▶ _Task instructions_
Find each line with "rejected" and copy it.

-- begin The input --

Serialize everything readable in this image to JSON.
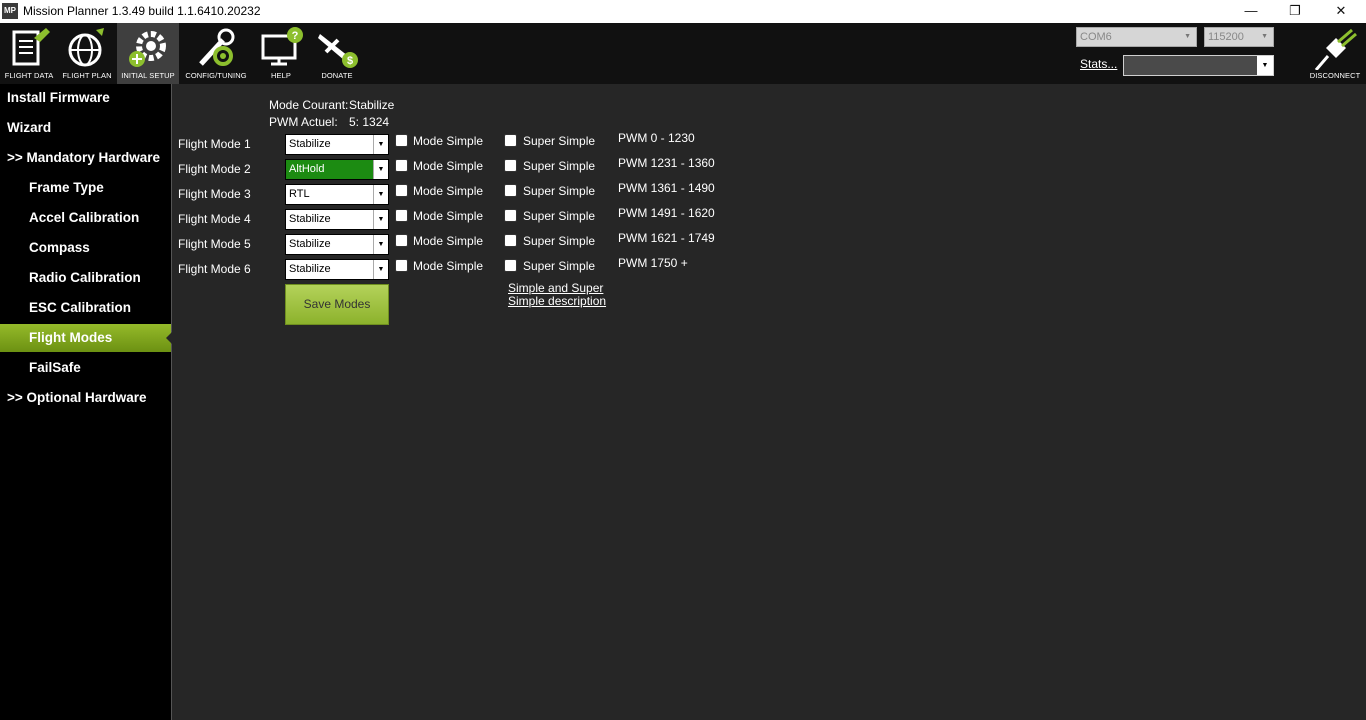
{
  "window": {
    "title": "Mission Planner 1.3.49 build 1.1.6410.20232",
    "app_icon_text": "MP",
    "minimize": "—",
    "restore": "❐",
    "close": "✕"
  },
  "toolbar": {
    "items": [
      {
        "label": "FLIGHT DATA",
        "icon": "flight-data-icon"
      },
      {
        "label": "FLIGHT PLAN",
        "icon": "flight-plan-icon"
      },
      {
        "label": "INITIAL SETUP",
        "icon": "initial-setup-icon",
        "active": true
      },
      {
        "label": "CONFIG/TUNING",
        "icon": "config-tuning-icon"
      },
      {
        "label": "HELP",
        "icon": "help-icon"
      },
      {
        "label": "DONATE",
        "icon": "donate-icon"
      }
    ],
    "port": "COM6",
    "baud": "115200",
    "stats_label": "Stats...",
    "stats_value": "",
    "disconnect_label": "DISCONNECT"
  },
  "sidebar": {
    "items": [
      {
        "label": "Install Firmware"
      },
      {
        "label": "Wizard"
      },
      {
        "label": ">> Mandatory Hardware"
      },
      {
        "label": "Frame Type"
      },
      {
        "label": "Accel Calibration"
      },
      {
        "label": "Compass"
      },
      {
        "label": "Radio Calibration"
      },
      {
        "label": "ESC Calibration"
      },
      {
        "label": "Flight Modes",
        "selected": true
      },
      {
        "label": "FailSafe"
      },
      {
        "label": ">> Optional Hardware"
      }
    ]
  },
  "main": {
    "current_mode_label": "Mode Courant:",
    "current_mode_value": "Stabilize",
    "pwm_label": "PWM Actuel:",
    "pwm_value": "5: 1324",
    "simple_label": "Mode Simple",
    "super_simple_label": "Super Simple",
    "modes": [
      {
        "label": "Flight Mode 1",
        "value": "Stabilize",
        "pwm": "PWM 0 - 1230",
        "simple": false,
        "super_simple": false
      },
      {
        "label": "Flight Mode 2",
        "value": "AltHold",
        "pwm": "PWM 1231 - 1360",
        "simple": false,
        "super_simple": false,
        "active": true
      },
      {
        "label": "Flight Mode 3",
        "value": "RTL",
        "pwm": "PWM 1361 - 1490",
        "simple": false,
        "super_simple": false
      },
      {
        "label": "Flight Mode 4",
        "value": "Stabilize",
        "pwm": "PWM 1491 - 1620",
        "simple": false,
        "super_simple": false
      },
      {
        "label": "Flight Mode 5",
        "value": "Stabilize",
        "pwm": "PWM 1621 - 1749",
        "simple": false,
        "super_simple": false
      },
      {
        "label": "Flight Mode 6",
        "value": "Stabilize",
        "pwm": "PWM 1750 +",
        "simple": false,
        "super_simple": false
      }
    ],
    "save_button": "Save Modes",
    "description_link_line1": "Simple and Super",
    "description_link_line2": "Simple description"
  }
}
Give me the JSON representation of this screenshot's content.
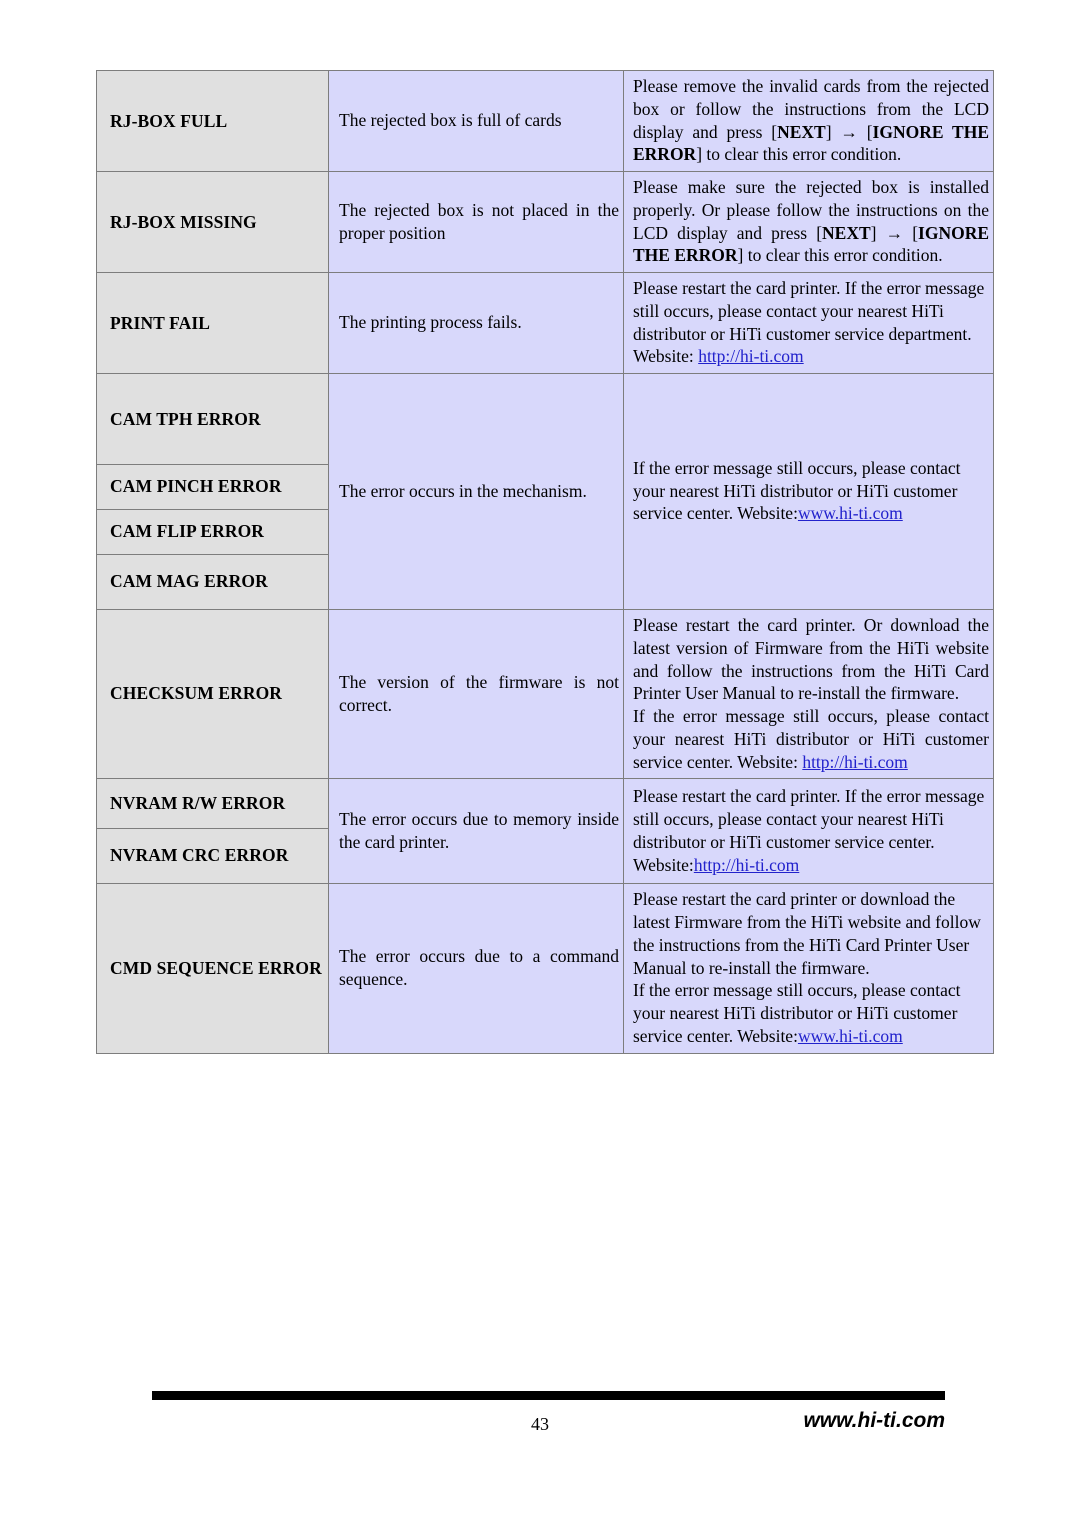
{
  "document": {
    "page_number": "43",
    "footer_url": "www.hi-ti.com"
  },
  "colors": {
    "code_cell_bg": "#e0e0e0",
    "text_cell_bg": "#d8d8fb",
    "border": "#7d7d7d",
    "link": "#2222cc",
    "footer_bar": "#000000"
  },
  "table": {
    "rows": [
      {
        "code": "RJ-BOX FULL",
        "description": "The rejected box is full of cards",
        "solution": {
          "seg1": "Please remove the invalid cards from the rejected box or follow the instructions from the LCD display and press [",
          "bold1": "NEXT",
          "seg2": "] ",
          "arrow": "→",
          "seg3": " [",
          "bold2": "IGNORE THE ERROR",
          "seg4": "] to clear this error condition."
        }
      },
      {
        "code": "RJ-BOX MISSING",
        "description": "The rejected box is not placed in the proper position",
        "solution": {
          "seg1": "Please make sure the rejected box is installed properly. Or please follow the instructions on the LCD display and press [",
          "bold1": "NEXT",
          "seg2": "] ",
          "arrow": "→",
          "seg3": " [",
          "bold2": "IGNORE THE ERROR",
          "seg4": "] to clear this error condition."
        }
      },
      {
        "code": "PRINT FAIL",
        "description": "The printing process fails.",
        "solution": {
          "text": "Please restart the card printer. If the error message still occurs, please contact your nearest HiTi distributor or HiTi customer service department. Website: ",
          "link": "http://hi-ti.com"
        }
      },
      {
        "code": "CAM TPH ERROR",
        "group": "cam"
      },
      {
        "code": "CAM PINCH ERROR",
        "group": "cam",
        "description": "The error occurs in the mechanism.",
        "solution": {
          "text": "If the error message still occurs, please contact your nearest HiTi distributor or HiTi customer service center. Website:",
          "link": "www.hi-ti.com"
        }
      },
      {
        "code": "CAM FLIP ERROR",
        "group": "cam"
      },
      {
        "code": "CAM MAG ERROR",
        "group": "cam"
      },
      {
        "code": "CHECKSUM ERROR",
        "description": "The version of the firmware is not correct.",
        "solution": {
          "text": "Please restart the card printer. Or download the latest version of Firmware from the HiTi website and follow the instructions from the HiTi Card Printer User Manual to re-install the firmware.",
          "text2": "If the error message still occurs, please contact your nearest HiTi distributor or HiTi customer service center. Website: ",
          "link": "http://hi-ti.com"
        }
      },
      {
        "code": "NVRAM R/W ERROR",
        "group": "nvram",
        "description": "The error occurs due to memory inside the card printer.",
        "solution": {
          "text": "Please restart the card printer. If the error message still occurs, please contact your nearest HiTi distributor or HiTi customer service center. Website:",
          "link": "http://hi-ti.com"
        }
      },
      {
        "code": "NVRAM CRC ERROR",
        "group": "nvram"
      },
      {
        "code": "CMD SEQUENCE ERROR",
        "description": "The error occurs due to a command sequence.",
        "solution": {
          "text": "Please restart the card printer or download the latest Firmware from the HiTi website and follow the instructions from the HiTi Card Printer User Manual to re-install the firmware.",
          "text2": "If the error message still occurs, please contact your nearest HiTi distributor or HiTi customer service center. Website:",
          "link": "www.hi-ti.com"
        }
      }
    ]
  }
}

-- end The input --

▶ _Complete response_
        "description": "The rejected box is full of cards",
          "seg1": "Please remove the invalid cards from the rejected box or follow the instructions from the LCD display and press [",
        "description": "The rejected box is not placed in the proper position",
          "seg1": "Please make sure the rejected box is installed properly. Or please follow the instructions on the LCD display and press [",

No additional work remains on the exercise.